### Goal:
Write out the data again exactly, skipping every picture.

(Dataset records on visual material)
[BEGIN]

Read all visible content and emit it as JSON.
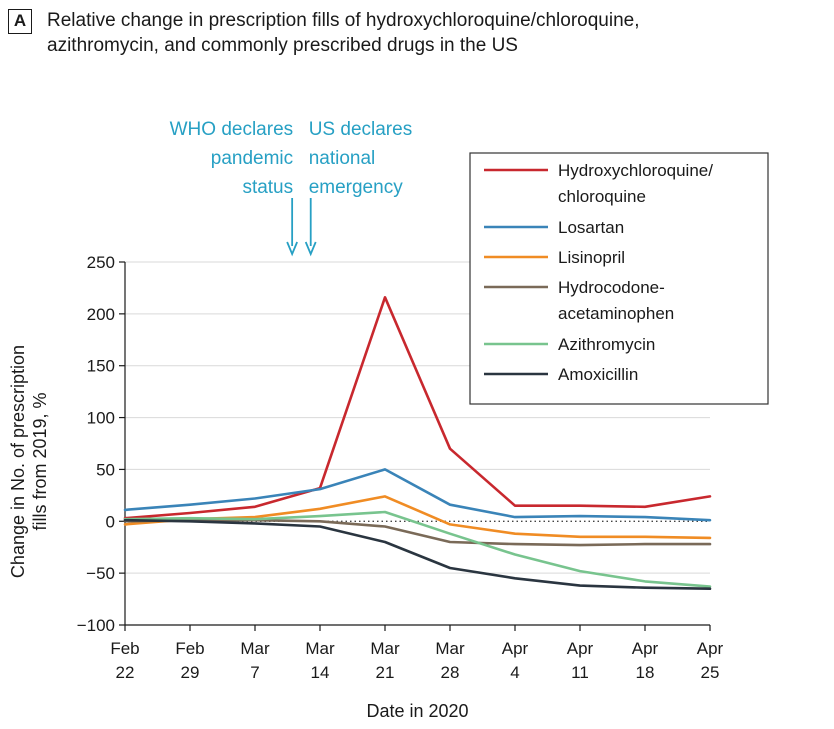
{
  "figure": {
    "panel_letter": "A",
    "title_lines": [
      "Relative change in prescription fills of hydroxychloroquine/chloroquine,",
      "azithromycin, and commonly prescribed drugs in the US"
    ]
  },
  "annotations": [
    {
      "lines": [
        "WHO declares",
        "pandemic",
        "status"
      ],
      "x": "Mar 11",
      "color": "#27a0c4"
    },
    {
      "lines": [
        "US declares",
        "national",
        "emergency"
      ],
      "x": "Mar 13",
      "color": "#27a0c4"
    }
  ],
  "chart_data": {
    "type": "line",
    "categories": [
      "Feb 22",
      "Feb 29",
      "Mar 7",
      "Mar 14",
      "Mar 21",
      "Mar 28",
      "Apr 4",
      "Apr 11",
      "Apr 18",
      "Apr 25"
    ],
    "x_tick_lines": [
      [
        "Feb",
        "22"
      ],
      [
        "Feb",
        "29"
      ],
      [
        "Mar",
        "7"
      ],
      [
        "Mar",
        "14"
      ],
      [
        "Mar",
        "21"
      ],
      [
        "Mar",
        "28"
      ],
      [
        "Apr",
        "4"
      ],
      [
        "Apr",
        "11"
      ],
      [
        "Apr",
        "18"
      ],
      [
        "Apr",
        "25"
      ]
    ],
    "xlabel": "Date in 2020",
    "ylabel_lines": [
      "Change in No. of prescription",
      "fills from 2019, %"
    ],
    "ylim": [
      -100,
      250
    ],
    "yticks": [
      250,
      200,
      150,
      100,
      50,
      0,
      -50,
      -100
    ],
    "ytick_labels": [
      "250",
      "200",
      "150",
      "100",
      "50",
      "0",
      "−50",
      "−100"
    ],
    "zero_reference_line": "dotted",
    "grid": "horizontal",
    "legend_position": "top-right",
    "series": [
      {
        "name": "Hydroxychloroquine/chloroquine",
        "legend_lines": [
          "Hydroxychloroquine/",
          "chloroquine"
        ],
        "color": "#c8282e",
        "values": [
          3,
          8,
          14,
          32,
          216,
          70,
          15,
          15,
          14,
          24
        ]
      },
      {
        "name": "Losartan",
        "legend_lines": [
          "Losartan"
        ],
        "color": "#3a84b8",
        "values": [
          11,
          16,
          22,
          31,
          50,
          16,
          4,
          5,
          4,
          1
        ]
      },
      {
        "name": "Lisinopril",
        "legend_lines": [
          "Lisinopril"
        ],
        "color": "#f08c24",
        "values": [
          -3,
          2,
          4,
          12,
          24,
          -3,
          -12,
          -15,
          -15,
          -16
        ]
      },
      {
        "name": "Hydrocodone-acetaminophen",
        "legend_lines": [
          "Hydrocodone-",
          "acetaminophen"
        ],
        "color": "#7a6a58",
        "values": [
          0,
          1,
          1,
          0,
          -5,
          -20,
          -22,
          -23,
          -22,
          -22
        ]
      },
      {
        "name": "Azithromycin",
        "legend_lines": [
          "Azithromycin"
        ],
        "color": "#78c48e",
        "values": [
          2,
          3,
          2,
          5,
          9,
          -12,
          -32,
          -48,
          -58,
          -63
        ]
      },
      {
        "name": "Amoxicillin",
        "legend_lines": [
          "Amoxicillin"
        ],
        "color": "#2a3540",
        "values": [
          1,
          0,
          -2,
          -5,
          -20,
          -45,
          -55,
          -62,
          -64,
          -65
        ]
      }
    ]
  }
}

[END]

### Written response:
Read all visible content and emit it as JSON.
{
  "figure": {
    "panel_letter": "A",
    "title_lines": [
      "Relative change in prescription fills of hydroxychloroquine/chloroquine,",
      "azithromycin, and commonly prescribed drugs in the US"
    ]
  },
  "annotations": [
    {
      "lines": [
        "WHO declares",
        "pandemic",
        "status"
      ],
      "x": "Mar 11",
      "color": "#27a0c4"
    },
    {
      "lines": [
        "US declares",
        "national",
        "emergency"
      ],
      "x": "Mar 13",
      "color": "#27a0c4"
    }
  ],
  "chart_data": {
    "type": "line",
    "categories": [
      "Feb 22",
      "Feb 29",
      "Mar 7",
      "Mar 14",
      "Mar 21",
      "Mar 28",
      "Apr 4",
      "Apr 11",
      "Apr 18",
      "Apr 25"
    ],
    "x_tick_lines": [
      [
        "Feb",
        "22"
      ],
      [
        "Feb",
        "29"
      ],
      [
        "Mar",
        "7"
      ],
      [
        "Mar",
        "14"
      ],
      [
        "Mar",
        "21"
      ],
      [
        "Mar",
        "28"
      ],
      [
        "Apr",
        "4"
      ],
      [
        "Apr",
        "11"
      ],
      [
        "Apr",
        "18"
      ],
      [
        "Apr",
        "25"
      ]
    ],
    "xlabel": "Date in 2020",
    "ylabel_lines": [
      "Change in No. of prescription",
      "fills from 2019, %"
    ],
    "ylim": [
      -100,
      250
    ],
    "yticks": [
      250,
      200,
      150,
      100,
      50,
      0,
      -50,
      -100
    ],
    "ytick_labels": [
      "250",
      "200",
      "150",
      "100",
      "50",
      "0",
      "−50",
      "−100"
    ],
    "zero_reference_line": "dotted",
    "grid": "horizontal",
    "legend_position": "top-right",
    "series": [
      {
        "name": "Hydroxychloroquine/chloroquine",
        "legend_lines": [
          "Hydroxychloroquine/",
          "chloroquine"
        ],
        "color": "#c8282e",
        "values": [
          3,
          8,
          14,
          32,
          216,
          70,
          15,
          15,
          14,
          24
        ]
      },
      {
        "name": "Losartan",
        "legend_lines": [
          "Losartan"
        ],
        "color": "#3a84b8",
        "values": [
          11,
          16,
          22,
          31,
          50,
          16,
          4,
          5,
          4,
          1
        ]
      },
      {
        "name": "Lisinopril",
        "legend_lines": [
          "Lisinopril"
        ],
        "color": "#f08c24",
        "values": [
          -3,
          2,
          4,
          12,
          24,
          -3,
          -12,
          -15,
          -15,
          -16
        ]
      },
      {
        "name": "Hydrocodone-acetaminophen",
        "legend_lines": [
          "Hydrocodone-",
          "acetaminophen"
        ],
        "color": "#7a6a58",
        "values": [
          0,
          1,
          1,
          0,
          -5,
          -20,
          -22,
          -23,
          -22,
          -22
        ]
      },
      {
        "name": "Azithromycin",
        "legend_lines": [
          "Azithromycin"
        ],
        "color": "#78c48e",
        "values": [
          2,
          3,
          2,
          5,
          9,
          -12,
          -32,
          -48,
          -58,
          -63
        ]
      },
      {
        "name": "Amoxicillin",
        "legend_lines": [
          "Amoxicillin"
        ],
        "color": "#2a3540",
        "values": [
          1,
          0,
          -2,
          -5,
          -20,
          -45,
          -55,
          -62,
          -64,
          -65
        ]
      }
    ]
  }
}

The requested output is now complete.